(Figure content listings)
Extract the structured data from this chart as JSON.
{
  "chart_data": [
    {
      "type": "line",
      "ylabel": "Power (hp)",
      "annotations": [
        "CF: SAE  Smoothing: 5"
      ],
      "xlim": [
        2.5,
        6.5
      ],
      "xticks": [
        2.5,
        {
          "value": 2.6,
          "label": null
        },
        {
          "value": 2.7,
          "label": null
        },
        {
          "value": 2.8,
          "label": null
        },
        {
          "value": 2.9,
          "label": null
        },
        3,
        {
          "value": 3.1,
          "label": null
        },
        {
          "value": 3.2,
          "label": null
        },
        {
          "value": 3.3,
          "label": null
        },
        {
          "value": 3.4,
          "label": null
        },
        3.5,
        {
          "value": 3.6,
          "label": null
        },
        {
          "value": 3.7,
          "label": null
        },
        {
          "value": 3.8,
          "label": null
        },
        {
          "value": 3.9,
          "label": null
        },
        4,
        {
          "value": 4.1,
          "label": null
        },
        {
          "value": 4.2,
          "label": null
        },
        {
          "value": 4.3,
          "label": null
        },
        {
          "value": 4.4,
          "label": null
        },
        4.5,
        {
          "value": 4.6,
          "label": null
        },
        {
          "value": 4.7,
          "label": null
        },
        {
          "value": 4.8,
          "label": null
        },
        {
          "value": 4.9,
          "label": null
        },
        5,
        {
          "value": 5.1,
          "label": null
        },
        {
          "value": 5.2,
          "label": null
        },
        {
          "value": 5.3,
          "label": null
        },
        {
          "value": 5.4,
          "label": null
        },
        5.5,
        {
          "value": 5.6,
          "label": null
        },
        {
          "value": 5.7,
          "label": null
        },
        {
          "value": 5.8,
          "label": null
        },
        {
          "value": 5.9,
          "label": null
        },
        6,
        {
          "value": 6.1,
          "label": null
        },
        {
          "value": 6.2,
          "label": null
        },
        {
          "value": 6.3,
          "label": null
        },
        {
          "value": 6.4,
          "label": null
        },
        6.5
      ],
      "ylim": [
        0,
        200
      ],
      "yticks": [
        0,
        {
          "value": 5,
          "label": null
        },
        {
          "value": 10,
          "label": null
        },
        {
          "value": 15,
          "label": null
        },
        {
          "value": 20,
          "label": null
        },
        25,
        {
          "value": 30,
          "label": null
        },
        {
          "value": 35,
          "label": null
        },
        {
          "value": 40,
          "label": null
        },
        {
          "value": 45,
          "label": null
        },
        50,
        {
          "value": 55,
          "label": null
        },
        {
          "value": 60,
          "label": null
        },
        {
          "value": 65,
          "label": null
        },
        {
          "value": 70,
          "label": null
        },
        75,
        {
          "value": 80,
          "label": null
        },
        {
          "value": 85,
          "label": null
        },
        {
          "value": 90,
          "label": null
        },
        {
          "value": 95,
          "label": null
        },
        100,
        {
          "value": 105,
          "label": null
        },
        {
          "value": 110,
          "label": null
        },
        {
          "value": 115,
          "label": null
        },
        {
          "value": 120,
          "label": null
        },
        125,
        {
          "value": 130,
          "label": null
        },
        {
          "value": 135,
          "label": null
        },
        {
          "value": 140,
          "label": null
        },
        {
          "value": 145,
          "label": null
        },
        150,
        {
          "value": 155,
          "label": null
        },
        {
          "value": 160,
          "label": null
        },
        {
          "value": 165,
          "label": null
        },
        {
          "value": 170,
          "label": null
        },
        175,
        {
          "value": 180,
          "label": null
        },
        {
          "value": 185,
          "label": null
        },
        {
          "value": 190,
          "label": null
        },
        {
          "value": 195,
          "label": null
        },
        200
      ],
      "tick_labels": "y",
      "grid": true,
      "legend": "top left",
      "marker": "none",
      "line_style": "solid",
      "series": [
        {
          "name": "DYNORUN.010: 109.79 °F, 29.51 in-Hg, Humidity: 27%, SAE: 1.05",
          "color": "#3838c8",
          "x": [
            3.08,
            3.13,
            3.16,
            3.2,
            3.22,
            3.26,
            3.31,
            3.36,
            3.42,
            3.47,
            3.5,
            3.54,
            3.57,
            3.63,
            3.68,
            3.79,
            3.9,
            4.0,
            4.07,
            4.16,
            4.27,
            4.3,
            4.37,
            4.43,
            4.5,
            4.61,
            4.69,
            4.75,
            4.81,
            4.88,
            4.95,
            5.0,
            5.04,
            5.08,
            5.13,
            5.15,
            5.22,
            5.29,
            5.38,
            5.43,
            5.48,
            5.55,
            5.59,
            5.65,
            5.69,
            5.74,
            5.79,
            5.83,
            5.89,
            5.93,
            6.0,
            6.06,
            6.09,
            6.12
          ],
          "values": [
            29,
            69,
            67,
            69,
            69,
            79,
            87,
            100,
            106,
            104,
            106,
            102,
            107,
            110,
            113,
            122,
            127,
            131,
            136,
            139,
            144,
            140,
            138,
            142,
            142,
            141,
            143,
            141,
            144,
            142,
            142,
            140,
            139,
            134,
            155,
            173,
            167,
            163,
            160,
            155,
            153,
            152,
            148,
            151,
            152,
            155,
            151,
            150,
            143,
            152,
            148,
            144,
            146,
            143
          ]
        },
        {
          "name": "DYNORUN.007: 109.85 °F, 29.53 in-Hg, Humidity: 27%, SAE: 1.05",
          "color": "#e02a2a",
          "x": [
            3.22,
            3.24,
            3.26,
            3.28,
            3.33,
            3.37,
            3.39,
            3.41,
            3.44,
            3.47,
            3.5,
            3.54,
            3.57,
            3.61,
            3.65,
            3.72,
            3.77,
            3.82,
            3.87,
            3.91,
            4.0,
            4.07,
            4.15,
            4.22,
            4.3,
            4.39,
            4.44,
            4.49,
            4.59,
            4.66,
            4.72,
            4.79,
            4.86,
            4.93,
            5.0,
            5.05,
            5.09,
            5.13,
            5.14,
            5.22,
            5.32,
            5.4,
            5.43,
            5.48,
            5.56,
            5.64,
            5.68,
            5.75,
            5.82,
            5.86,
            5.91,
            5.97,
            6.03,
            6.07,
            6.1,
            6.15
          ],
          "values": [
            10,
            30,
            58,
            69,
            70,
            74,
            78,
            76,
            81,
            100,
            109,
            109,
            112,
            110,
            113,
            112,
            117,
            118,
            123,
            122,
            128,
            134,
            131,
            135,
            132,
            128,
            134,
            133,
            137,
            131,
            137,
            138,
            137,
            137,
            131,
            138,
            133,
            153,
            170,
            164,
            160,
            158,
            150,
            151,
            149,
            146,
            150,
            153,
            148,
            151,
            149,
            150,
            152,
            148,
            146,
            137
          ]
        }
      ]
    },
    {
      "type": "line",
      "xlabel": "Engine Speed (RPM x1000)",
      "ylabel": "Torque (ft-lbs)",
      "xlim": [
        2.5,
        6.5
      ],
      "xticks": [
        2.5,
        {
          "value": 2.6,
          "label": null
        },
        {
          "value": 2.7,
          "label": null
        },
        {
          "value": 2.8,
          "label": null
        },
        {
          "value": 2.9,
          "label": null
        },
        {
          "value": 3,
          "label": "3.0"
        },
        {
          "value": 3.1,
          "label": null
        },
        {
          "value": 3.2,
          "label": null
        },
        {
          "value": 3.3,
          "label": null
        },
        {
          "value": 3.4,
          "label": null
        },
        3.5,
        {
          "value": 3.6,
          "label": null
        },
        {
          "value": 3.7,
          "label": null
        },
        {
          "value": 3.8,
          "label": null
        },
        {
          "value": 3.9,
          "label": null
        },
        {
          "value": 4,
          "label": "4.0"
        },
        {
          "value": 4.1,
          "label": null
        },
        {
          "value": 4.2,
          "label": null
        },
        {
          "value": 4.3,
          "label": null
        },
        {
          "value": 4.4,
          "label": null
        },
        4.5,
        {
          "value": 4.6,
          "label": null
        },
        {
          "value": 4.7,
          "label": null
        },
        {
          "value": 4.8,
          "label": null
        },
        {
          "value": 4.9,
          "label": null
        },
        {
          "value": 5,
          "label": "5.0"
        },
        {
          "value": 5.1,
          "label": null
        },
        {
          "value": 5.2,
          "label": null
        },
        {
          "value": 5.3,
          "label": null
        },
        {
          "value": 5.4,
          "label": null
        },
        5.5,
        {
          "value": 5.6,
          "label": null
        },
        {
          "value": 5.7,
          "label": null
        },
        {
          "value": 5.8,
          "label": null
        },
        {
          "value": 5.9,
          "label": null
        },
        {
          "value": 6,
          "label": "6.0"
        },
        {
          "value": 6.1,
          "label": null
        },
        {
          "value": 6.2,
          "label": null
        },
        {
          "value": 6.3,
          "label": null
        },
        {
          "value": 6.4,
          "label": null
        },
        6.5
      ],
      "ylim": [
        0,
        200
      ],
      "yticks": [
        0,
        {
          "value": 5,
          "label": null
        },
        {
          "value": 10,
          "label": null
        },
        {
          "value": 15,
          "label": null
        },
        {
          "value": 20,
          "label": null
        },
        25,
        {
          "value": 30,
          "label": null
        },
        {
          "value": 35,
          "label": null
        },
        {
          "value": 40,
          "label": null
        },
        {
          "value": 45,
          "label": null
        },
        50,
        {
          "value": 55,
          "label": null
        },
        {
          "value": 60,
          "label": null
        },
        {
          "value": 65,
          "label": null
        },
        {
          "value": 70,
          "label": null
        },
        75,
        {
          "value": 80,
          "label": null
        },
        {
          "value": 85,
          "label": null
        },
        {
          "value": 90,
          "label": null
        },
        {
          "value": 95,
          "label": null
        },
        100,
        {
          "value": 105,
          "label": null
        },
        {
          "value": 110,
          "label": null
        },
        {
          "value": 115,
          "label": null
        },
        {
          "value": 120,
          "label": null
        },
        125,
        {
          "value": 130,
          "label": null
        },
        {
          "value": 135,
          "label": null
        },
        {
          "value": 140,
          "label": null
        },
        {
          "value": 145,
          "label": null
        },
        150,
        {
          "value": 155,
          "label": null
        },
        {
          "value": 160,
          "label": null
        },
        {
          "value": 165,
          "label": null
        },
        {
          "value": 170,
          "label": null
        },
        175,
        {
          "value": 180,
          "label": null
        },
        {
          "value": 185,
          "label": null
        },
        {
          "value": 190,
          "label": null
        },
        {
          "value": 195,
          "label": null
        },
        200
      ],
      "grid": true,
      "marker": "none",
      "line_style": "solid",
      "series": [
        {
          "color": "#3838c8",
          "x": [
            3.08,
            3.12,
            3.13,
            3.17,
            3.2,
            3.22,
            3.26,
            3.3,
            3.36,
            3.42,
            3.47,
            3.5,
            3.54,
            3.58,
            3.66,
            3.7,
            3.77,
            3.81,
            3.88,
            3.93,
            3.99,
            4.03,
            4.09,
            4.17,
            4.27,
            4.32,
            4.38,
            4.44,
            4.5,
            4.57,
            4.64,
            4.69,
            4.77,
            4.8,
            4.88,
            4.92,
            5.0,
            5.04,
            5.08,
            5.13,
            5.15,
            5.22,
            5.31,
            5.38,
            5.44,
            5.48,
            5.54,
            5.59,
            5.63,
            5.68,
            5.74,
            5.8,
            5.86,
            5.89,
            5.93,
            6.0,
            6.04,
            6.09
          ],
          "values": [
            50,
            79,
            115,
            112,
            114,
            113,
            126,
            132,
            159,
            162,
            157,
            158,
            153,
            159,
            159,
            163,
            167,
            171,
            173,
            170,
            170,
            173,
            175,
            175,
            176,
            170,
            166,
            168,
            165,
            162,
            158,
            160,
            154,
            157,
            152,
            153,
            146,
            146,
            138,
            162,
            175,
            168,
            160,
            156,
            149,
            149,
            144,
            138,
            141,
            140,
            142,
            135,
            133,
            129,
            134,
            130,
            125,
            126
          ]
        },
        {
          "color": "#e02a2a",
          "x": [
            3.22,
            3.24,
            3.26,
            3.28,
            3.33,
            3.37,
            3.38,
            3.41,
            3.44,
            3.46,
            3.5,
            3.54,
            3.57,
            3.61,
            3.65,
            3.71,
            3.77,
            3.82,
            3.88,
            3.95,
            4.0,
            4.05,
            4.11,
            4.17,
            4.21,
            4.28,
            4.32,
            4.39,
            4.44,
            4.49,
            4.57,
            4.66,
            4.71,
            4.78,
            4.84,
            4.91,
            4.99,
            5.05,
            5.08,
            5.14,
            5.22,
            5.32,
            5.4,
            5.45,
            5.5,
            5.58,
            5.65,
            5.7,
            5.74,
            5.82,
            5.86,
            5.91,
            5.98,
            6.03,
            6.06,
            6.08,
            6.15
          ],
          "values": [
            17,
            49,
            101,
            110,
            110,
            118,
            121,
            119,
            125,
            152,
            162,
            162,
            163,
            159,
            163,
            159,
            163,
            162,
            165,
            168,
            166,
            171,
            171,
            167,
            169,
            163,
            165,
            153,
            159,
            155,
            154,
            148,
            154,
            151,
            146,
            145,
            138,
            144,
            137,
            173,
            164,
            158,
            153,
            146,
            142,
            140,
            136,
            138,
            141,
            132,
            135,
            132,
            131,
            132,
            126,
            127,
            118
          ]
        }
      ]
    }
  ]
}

What needs to be done:
Only lines with the string "Humidity" belong in your answer; copy each one.

Answer to the exercise:
          "name": "DYNORUN.010: 109.79 °F, 29.51 in-Hg, Humidity: 27%, SAE: 1.05",
          "name": "DYNORUN.007: 109.85 °F, 29.53 in-Hg, Humidity: 27%, SAE: 1.05",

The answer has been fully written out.